WHAT THIS TASK INVOLVES: Write the data out again exactly, with no pictures.
-*-
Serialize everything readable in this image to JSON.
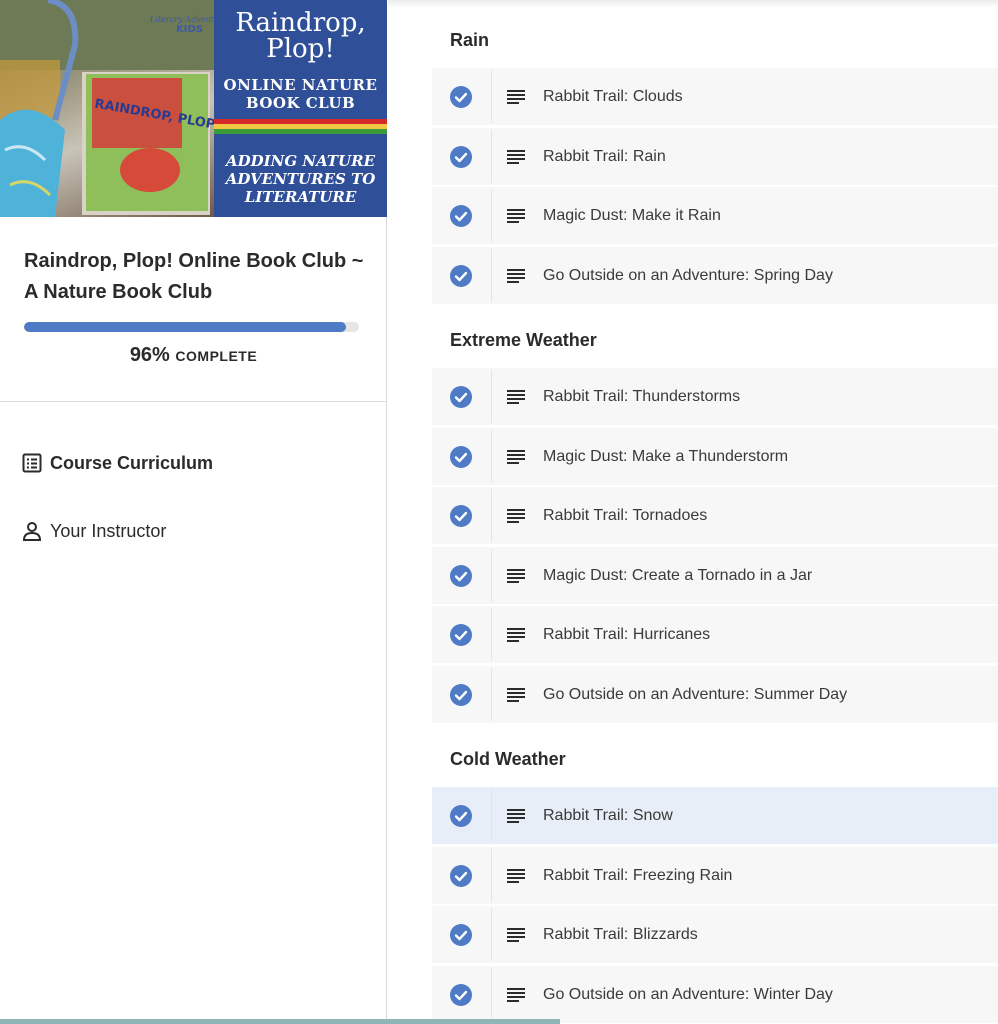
{
  "cover": {
    "publisher": "Literary Adventures for KIDS",
    "book_title": "RAINDROP, PLOP!",
    "title": "Raindrop, Plop!",
    "subtitle": "ONLINE NATURE BOOK CLUB",
    "tagline": "ADDING NATURE ADVENTURES TO LITERATURE",
    "stripe_colors": [
      "#d62a2a",
      "#f2c744",
      "#3c9c3a"
    ]
  },
  "course": {
    "title": "Raindrop, Plop! Online Book Club ~ A Nature Book Club",
    "progress_percent": "96%",
    "progress_fraction": 0.96,
    "complete_label": "COMPLETE"
  },
  "nav": {
    "curriculum_label": "Course Curriculum",
    "instructor_label": "Your Instructor"
  },
  "sections": [
    {
      "title": "Rain",
      "lessons": [
        {
          "label": "Rabbit Trail: Clouds",
          "completed": true
        },
        {
          "label": "Rabbit Trail: Rain",
          "completed": true
        },
        {
          "label": "Magic Dust: Make it Rain",
          "completed": true
        },
        {
          "label": "Go Outside on an Adventure: Spring Day",
          "completed": true
        }
      ]
    },
    {
      "title": "Extreme Weather",
      "lessons": [
        {
          "label": "Rabbit Trail: Thunderstorms",
          "completed": true
        },
        {
          "label": "Magic Dust: Make a Thunderstorm",
          "completed": true
        },
        {
          "label": "Rabbit Trail: Tornadoes",
          "completed": true
        },
        {
          "label": "Magic Dust: Create a Tornado in a Jar",
          "completed": true
        },
        {
          "label": "Rabbit Trail: Hurricanes",
          "completed": true
        },
        {
          "label": "Go Outside on an Adventure: Summer Day",
          "completed": true
        }
      ]
    },
    {
      "title": "Cold Weather",
      "lessons": [
        {
          "label": "Rabbit Trail: Snow",
          "completed": true,
          "active": true
        },
        {
          "label": "Rabbit Trail: Freezing Rain",
          "completed": true
        },
        {
          "label": "Rabbit Trail: Blizzards",
          "completed": true
        },
        {
          "label": "Go Outside on an Adventure: Winter Day",
          "completed": true
        }
      ]
    }
  ],
  "colors": {
    "accent": "#4f7bc6",
    "cover_panel": "#2f4f98",
    "lesson_bg": "#f7f7f7",
    "lesson_active_bg": "#e8eef8"
  },
  "icons": {
    "check": "check-circle-icon",
    "lesson_type": "text-lines-icon",
    "curriculum": "list-icon",
    "instructor": "person-icon"
  }
}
-*-
EXERCISE ANSWER:
Serialize everything readable in this image to JSON.
{
  "cover": {
    "publisher": "Literary Adventures for KIDS",
    "book_title": "RAINDROP, PLOP!",
    "title": "Raindrop, Plop!",
    "subtitle": "ONLINE NATURE BOOK CLUB",
    "tagline": "ADDING NATURE ADVENTURES TO LITERATURE",
    "stripe_colors": [
      "#d62a2a",
      "#f2c744",
      "#3c9c3a"
    ]
  },
  "course": {
    "title": "Raindrop, Plop! Online Book Club ~ A Nature Book Club",
    "progress_percent": "96%",
    "progress_fraction": 0.96,
    "complete_label": "COMPLETE"
  },
  "nav": {
    "curriculum_label": "Course Curriculum",
    "instructor_label": "Your Instructor"
  },
  "sections": [
    {
      "title": "Rain",
      "lessons": [
        {
          "label": "Rabbit Trail: Clouds",
          "completed": true
        },
        {
          "label": "Rabbit Trail: Rain",
          "completed": true
        },
        {
          "label": "Magic Dust: Make it Rain",
          "completed": true
        },
        {
          "label": "Go Outside on an Adventure: Spring Day",
          "completed": true
        }
      ]
    },
    {
      "title": "Extreme Weather",
      "lessons": [
        {
          "label": "Rabbit Trail: Thunderstorms",
          "completed": true
        },
        {
          "label": "Magic Dust: Make a Thunderstorm",
          "completed": true
        },
        {
          "label": "Rabbit Trail: Tornadoes",
          "completed": true
        },
        {
          "label": "Magic Dust: Create a Tornado in a Jar",
          "completed": true
        },
        {
          "label": "Rabbit Trail: Hurricanes",
          "completed": true
        },
        {
          "label": "Go Outside on an Adventure: Summer Day",
          "completed": true
        }
      ]
    },
    {
      "title": "Cold Weather",
      "lessons": [
        {
          "label": "Rabbit Trail: Snow",
          "completed": true,
          "active": true
        },
        {
          "label": "Rabbit Trail: Freezing Rain",
          "completed": true
        },
        {
          "label": "Rabbit Trail: Blizzards",
          "completed": true
        },
        {
          "label": "Go Outside on an Adventure: Winter Day",
          "completed": true
        }
      ]
    }
  ],
  "colors": {
    "accent": "#4f7bc6",
    "cover_panel": "#2f4f98",
    "lesson_bg": "#f7f7f7",
    "lesson_active_bg": "#e8eef8"
  },
  "icons": {
    "check": "check-circle-icon",
    "lesson_type": "text-lines-icon",
    "curriculum": "list-icon",
    "instructor": "person-icon"
  }
}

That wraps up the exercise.